**Given problem:** Return each line of the records holding the string "niet".

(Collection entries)
******************************
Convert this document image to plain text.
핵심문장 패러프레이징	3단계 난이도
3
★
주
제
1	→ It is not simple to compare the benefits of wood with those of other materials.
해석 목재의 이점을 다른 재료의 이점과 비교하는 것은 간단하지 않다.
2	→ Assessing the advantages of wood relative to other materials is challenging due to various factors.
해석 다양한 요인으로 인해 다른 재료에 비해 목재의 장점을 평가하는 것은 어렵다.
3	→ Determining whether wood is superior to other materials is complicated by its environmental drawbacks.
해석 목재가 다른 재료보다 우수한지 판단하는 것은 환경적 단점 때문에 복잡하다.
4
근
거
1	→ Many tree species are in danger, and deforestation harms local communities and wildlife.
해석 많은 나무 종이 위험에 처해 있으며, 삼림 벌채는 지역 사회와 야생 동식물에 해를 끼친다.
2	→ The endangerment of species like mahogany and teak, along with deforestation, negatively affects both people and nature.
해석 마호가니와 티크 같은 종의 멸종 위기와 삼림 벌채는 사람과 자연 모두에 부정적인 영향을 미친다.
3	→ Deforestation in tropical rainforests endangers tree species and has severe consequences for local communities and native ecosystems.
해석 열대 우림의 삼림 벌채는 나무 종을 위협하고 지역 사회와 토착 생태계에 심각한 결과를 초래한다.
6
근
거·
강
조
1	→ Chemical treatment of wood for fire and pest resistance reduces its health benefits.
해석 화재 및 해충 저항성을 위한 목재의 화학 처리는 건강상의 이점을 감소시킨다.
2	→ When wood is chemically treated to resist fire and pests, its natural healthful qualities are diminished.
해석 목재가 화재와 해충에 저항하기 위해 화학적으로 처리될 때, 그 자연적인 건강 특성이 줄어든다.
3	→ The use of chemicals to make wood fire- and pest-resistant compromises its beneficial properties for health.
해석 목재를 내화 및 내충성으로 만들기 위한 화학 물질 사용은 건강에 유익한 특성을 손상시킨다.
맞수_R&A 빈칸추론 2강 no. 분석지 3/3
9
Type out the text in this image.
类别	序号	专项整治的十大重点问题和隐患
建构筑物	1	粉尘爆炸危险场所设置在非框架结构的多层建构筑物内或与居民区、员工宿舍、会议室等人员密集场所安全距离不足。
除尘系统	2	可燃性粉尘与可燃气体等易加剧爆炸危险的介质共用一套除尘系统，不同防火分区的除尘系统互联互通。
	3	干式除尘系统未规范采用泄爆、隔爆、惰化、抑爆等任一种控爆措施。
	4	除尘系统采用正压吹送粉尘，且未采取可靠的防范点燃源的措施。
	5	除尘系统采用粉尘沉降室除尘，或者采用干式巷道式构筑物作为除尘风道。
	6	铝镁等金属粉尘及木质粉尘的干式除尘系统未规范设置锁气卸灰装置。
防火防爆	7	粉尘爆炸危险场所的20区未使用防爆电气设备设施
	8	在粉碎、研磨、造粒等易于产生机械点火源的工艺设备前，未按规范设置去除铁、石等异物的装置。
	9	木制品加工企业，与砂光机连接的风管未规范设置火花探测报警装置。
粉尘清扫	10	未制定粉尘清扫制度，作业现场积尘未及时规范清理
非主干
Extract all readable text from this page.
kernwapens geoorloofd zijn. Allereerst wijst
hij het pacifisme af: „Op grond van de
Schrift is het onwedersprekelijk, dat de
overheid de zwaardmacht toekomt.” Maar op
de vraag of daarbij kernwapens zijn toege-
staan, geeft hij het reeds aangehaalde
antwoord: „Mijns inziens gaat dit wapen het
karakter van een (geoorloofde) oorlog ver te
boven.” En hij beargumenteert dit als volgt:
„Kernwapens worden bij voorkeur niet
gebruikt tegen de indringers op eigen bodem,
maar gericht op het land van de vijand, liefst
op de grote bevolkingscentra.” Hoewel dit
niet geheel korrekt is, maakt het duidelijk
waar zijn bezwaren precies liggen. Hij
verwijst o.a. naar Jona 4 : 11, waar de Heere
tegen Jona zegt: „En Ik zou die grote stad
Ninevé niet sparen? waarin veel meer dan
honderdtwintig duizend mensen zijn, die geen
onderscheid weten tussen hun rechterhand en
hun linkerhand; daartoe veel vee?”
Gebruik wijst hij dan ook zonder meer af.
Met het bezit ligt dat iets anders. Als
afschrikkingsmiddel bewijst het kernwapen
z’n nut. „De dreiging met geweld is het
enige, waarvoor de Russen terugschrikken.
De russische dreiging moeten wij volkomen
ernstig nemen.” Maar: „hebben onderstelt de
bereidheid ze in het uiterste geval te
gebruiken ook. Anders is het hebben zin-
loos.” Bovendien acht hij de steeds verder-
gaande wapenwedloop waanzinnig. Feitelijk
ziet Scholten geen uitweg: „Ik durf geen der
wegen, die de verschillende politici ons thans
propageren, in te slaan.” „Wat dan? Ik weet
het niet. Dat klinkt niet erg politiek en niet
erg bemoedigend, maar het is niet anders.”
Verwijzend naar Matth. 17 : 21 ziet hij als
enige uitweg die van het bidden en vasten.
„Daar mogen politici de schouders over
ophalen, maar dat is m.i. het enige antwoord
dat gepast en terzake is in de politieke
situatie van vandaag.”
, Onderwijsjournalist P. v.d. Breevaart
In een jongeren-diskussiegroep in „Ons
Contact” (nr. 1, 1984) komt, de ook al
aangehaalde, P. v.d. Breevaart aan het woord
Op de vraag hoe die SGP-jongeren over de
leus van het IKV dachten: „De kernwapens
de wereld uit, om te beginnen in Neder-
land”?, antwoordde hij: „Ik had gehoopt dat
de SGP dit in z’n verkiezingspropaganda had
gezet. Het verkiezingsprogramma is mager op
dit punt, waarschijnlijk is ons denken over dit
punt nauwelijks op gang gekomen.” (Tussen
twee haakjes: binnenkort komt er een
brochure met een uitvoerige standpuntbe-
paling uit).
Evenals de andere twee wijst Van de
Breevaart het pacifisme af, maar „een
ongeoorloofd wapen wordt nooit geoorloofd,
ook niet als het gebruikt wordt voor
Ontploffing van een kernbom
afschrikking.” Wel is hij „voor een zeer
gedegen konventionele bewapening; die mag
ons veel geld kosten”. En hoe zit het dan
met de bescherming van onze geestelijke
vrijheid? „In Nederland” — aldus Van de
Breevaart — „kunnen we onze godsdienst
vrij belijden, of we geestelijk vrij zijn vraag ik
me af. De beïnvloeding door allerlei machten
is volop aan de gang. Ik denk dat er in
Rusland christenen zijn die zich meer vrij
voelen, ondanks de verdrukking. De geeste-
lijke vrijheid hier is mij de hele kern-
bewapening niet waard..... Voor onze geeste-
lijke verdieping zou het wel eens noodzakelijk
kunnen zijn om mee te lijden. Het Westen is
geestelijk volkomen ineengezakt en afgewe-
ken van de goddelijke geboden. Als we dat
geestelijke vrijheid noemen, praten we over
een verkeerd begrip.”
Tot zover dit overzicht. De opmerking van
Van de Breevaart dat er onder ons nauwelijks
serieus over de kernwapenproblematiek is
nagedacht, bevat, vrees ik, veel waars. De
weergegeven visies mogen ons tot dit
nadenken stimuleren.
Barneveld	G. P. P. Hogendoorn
******************************
**Complete answer:**
„Kernwapens worden bij voorkeur niet
niet geheel korrekt is, maakt het duidelijk
Ninevé niet sparen? waarin veel meer dan
het niet. Dat klinkt niet erg politiek en niet
erg bemoedigend, maar het is niet anders.”
ook niet als het gebruikt wordt voor
bewapening niet waard..... Voor onze geeste-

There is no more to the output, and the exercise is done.